## SHORT EXERCISE:
Without the images, output each record below as it stands.

Records from a collection of figures
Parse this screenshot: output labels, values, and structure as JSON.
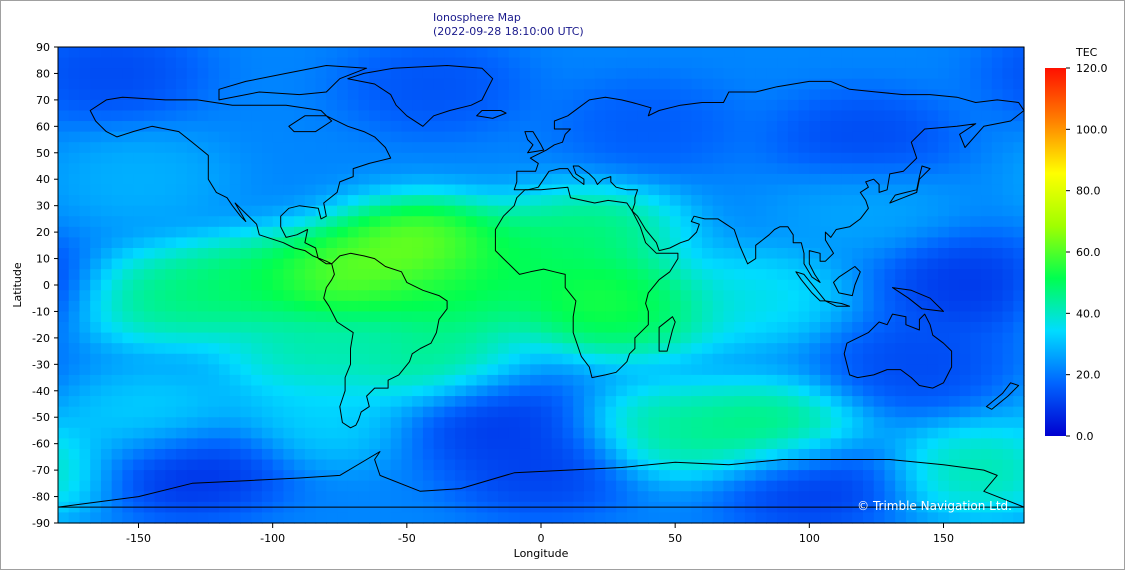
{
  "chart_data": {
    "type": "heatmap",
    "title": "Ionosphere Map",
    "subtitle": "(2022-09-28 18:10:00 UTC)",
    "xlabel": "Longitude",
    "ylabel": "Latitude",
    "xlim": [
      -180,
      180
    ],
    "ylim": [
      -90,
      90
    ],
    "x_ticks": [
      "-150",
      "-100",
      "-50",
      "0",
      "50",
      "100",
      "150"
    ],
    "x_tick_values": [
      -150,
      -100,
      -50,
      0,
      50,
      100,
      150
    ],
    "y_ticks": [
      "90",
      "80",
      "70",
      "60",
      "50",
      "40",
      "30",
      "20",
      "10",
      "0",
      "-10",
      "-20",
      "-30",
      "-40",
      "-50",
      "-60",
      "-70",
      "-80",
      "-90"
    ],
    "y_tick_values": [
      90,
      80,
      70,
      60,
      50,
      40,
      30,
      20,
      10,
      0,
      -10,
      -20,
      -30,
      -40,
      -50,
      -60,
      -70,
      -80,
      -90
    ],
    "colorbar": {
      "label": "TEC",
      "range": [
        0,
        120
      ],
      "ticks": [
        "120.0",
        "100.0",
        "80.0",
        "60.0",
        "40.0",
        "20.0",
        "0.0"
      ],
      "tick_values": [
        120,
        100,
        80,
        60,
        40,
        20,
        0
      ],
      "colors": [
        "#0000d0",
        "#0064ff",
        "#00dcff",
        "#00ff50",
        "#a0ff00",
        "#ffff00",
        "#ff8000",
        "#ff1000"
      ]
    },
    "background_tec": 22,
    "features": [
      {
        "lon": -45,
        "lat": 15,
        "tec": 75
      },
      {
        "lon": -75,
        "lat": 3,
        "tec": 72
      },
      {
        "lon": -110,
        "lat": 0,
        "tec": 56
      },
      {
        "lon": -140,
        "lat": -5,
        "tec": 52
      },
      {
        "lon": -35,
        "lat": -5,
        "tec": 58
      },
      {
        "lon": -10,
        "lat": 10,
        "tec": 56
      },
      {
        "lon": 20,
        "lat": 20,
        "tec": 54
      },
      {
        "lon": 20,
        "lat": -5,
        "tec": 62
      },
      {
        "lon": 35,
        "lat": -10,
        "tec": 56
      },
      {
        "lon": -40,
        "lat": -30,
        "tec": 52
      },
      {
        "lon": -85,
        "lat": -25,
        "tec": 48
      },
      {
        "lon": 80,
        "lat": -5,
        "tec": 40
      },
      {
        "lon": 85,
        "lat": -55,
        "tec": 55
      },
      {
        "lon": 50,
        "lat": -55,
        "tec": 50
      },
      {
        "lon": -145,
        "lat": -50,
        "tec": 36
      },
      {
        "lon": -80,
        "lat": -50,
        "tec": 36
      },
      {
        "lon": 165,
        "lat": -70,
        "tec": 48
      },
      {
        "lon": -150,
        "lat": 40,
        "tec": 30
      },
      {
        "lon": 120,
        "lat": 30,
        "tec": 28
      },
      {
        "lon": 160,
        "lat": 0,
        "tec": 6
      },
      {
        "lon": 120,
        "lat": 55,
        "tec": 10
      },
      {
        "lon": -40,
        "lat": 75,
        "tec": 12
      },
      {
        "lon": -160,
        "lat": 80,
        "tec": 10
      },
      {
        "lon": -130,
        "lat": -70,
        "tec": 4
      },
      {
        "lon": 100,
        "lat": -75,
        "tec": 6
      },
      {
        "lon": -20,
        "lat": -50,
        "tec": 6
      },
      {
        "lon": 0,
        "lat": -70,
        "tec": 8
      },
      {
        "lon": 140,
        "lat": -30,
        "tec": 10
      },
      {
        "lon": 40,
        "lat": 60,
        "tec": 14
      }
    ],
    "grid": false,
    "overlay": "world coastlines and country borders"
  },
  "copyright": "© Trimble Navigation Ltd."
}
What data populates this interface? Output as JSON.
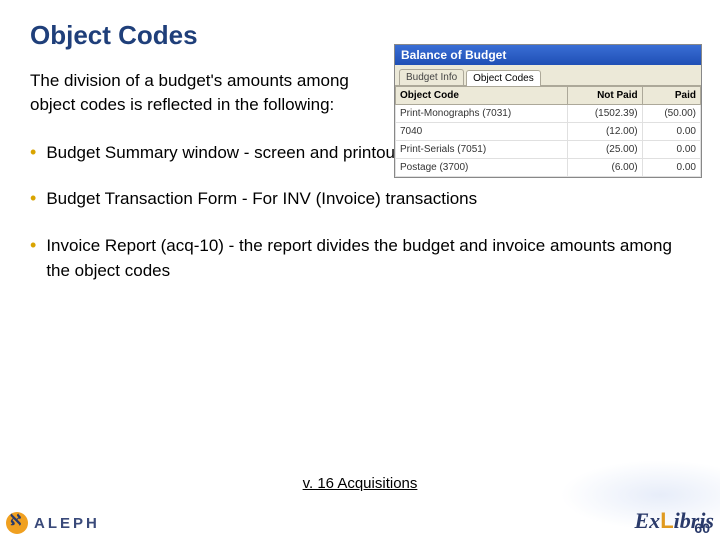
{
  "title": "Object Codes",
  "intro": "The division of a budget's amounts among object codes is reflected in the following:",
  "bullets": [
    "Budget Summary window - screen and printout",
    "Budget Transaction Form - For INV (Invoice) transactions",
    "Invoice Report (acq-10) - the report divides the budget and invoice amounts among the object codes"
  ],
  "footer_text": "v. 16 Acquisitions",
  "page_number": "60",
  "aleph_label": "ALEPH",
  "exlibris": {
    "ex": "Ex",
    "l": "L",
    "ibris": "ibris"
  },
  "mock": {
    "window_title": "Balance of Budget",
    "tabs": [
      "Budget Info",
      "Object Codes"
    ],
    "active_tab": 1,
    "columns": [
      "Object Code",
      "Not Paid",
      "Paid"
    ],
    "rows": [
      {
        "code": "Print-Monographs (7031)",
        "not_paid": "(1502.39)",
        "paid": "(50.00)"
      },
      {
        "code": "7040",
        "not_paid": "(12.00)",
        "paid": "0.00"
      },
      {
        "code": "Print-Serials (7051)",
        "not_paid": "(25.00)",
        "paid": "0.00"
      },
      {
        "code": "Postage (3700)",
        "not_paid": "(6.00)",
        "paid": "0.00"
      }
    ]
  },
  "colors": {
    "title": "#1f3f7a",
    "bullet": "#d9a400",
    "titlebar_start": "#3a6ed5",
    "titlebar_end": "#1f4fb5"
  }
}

## COMPLETED EXERCISE:
Parse this screenshot: output labels, values, and structure as JSON.
{
  "chart_data": {
    "type": "heatmap",
    "title": "Ionosphere Map",
    "subtitle": "(2022-09-28 18:10:00 UTC)",
    "xlabel": "Longitude",
    "ylabel": "Latitude",
    "xlim": [
      -180,
      180
    ],
    "ylim": [
      -90,
      90
    ],
    "x_ticks": [
      "-150",
      "-100",
      "-50",
      "0",
      "50",
      "100",
      "150"
    ],
    "x_tick_values": [
      -150,
      -100,
      -50,
      0,
      50,
      100,
      150
    ],
    "y_ticks": [
      "90",
      "80",
      "70",
      "60",
      "50",
      "40",
      "30",
      "20",
      "10",
      "0",
      "-10",
      "-20",
      "-30",
      "-40",
      "-50",
      "-60",
      "-70",
      "-80",
      "-90"
    ],
    "y_tick_values": [
      90,
      80,
      70,
      60,
      50,
      40,
      30,
      20,
      10,
      0,
      -10,
      -20,
      -30,
      -40,
      -50,
      -60,
      -70,
      -80,
      -90
    ],
    "colorbar": {
      "label": "TEC",
      "range": [
        0,
        120
      ],
      "ticks": [
        "120.0",
        "100.0",
        "80.0",
        "60.0",
        "40.0",
        "20.0",
        "0.0"
      ],
      "tick_values": [
        120,
        100,
        80,
        60,
        40,
        20,
        0
      ],
      "colors": [
        "#0000d0",
        "#0064ff",
        "#00dcff",
        "#00ff50",
        "#a0ff00",
        "#ffff00",
        "#ff8000",
        "#ff1000"
      ]
    },
    "background_tec": 22,
    "features": [
      {
        "lon": -45,
        "lat": 15,
        "tec": 75
      },
      {
        "lon": -75,
        "lat": 3,
        "tec": 72
      },
      {
        "lon": -110,
        "lat": 0,
        "tec": 56
      },
      {
        "lon": -140,
        "lat": -5,
        "tec": 52
      },
      {
        "lon": -35,
        "lat": -5,
        "tec": 58
      },
      {
        "lon": -10,
        "lat": 10,
        "tec": 56
      },
      {
        "lon": 20,
        "lat": 20,
        "tec": 54
      },
      {
        "lon": 20,
        "lat": -5,
        "tec": 62
      },
      {
        "lon": 35,
        "lat": -10,
        "tec": 56
      },
      {
        "lon": -40,
        "lat": -30,
        "tec": 52
      },
      {
        "lon": -85,
        "lat": -25,
        "tec": 48
      },
      {
        "lon": 80,
        "lat": -5,
        "tec": 40
      },
      {
        "lon": 85,
        "lat": -55,
        "tec": 55
      },
      {
        "lon": 50,
        "lat": -55,
        "tec": 50
      },
      {
        "lon": -145,
        "lat": -50,
        "tec": 36
      },
      {
        "lon": -80,
        "lat": -50,
        "tec": 36
      },
      {
        "lon": 165,
        "lat": -70,
        "tec": 48
      },
      {
        "lon": -150,
        "lat": 40,
        "tec": 30
      },
      {
        "lon": 120,
        "lat": 30,
        "tec": 28
      },
      {
        "lon": 160,
        "lat": 0,
        "tec": 6
      },
      {
        "lon": 120,
        "lat": 55,
        "tec": 10
      },
      {
        "lon": -40,
        "lat": 75,
        "tec": 12
      },
      {
        "lon": -160,
        "lat": 80,
        "tec": 10
      },
      {
        "lon": -130,
        "lat": -70,
        "tec": 4
      },
      {
        "lon": 100,
        "lat": -75,
        "tec": 6
      },
      {
        "lon": -20,
        "lat": -50,
        "tec": 6
      },
      {
        "lon": 0,
        "lat": -70,
        "tec": 8
      },
      {
        "lon": 140,
        "lat": -30,
        "tec": 10
      },
      {
        "lon": 40,
        "lat": 60,
        "tec": 14
      }
    ],
    "grid": false,
    "overlay": "world coastlines and country borders"
  },
  "copyright": "© Trimble Navigation Ltd."
}
What data populates this interface? Output as JSON.
{
  "title": "Object Codes",
  "intro": "The division of a budget's amounts among object codes is reflected in the following:",
  "bullets": [
    "Budget Summary window - screen and printout",
    "Budget Transaction Form - For INV (Invoice) transactions",
    "Invoice Report (acq-10) - the report divides the budget and invoice amounts among the object codes"
  ],
  "footer_text": "v. 16 Acquisitions",
  "page_number": "60",
  "aleph_label": "ALEPH",
  "exlibris": {
    "ex": "Ex",
    "l": "L",
    "ibris": "ibris"
  },
  "mock": {
    "window_title": "Balance of Budget",
    "tabs": [
      "Budget Info",
      "Object Codes"
    ],
    "active_tab": 1,
    "columns": [
      "Object Code",
      "Not Paid",
      "Paid"
    ],
    "rows": [
      {
        "code": "Print-Monographs (7031)",
        "not_paid": "(1502.39)",
        "paid": "(50.00)"
      },
      {
        "code": "7040",
        "not_paid": "(12.00)",
        "paid": "0.00"
      },
      {
        "code": "Print-Serials (7051)",
        "not_paid": "(25.00)",
        "paid": "0.00"
      },
      {
        "code": "Postage (3700)",
        "not_paid": "(6.00)",
        "paid": "0.00"
      }
    ]
  },
  "colors": {
    "title": "#1f3f7a",
    "bullet": "#d9a400",
    "titlebar_start": "#3a6ed5",
    "titlebar_end": "#1f4fb5"
  }
}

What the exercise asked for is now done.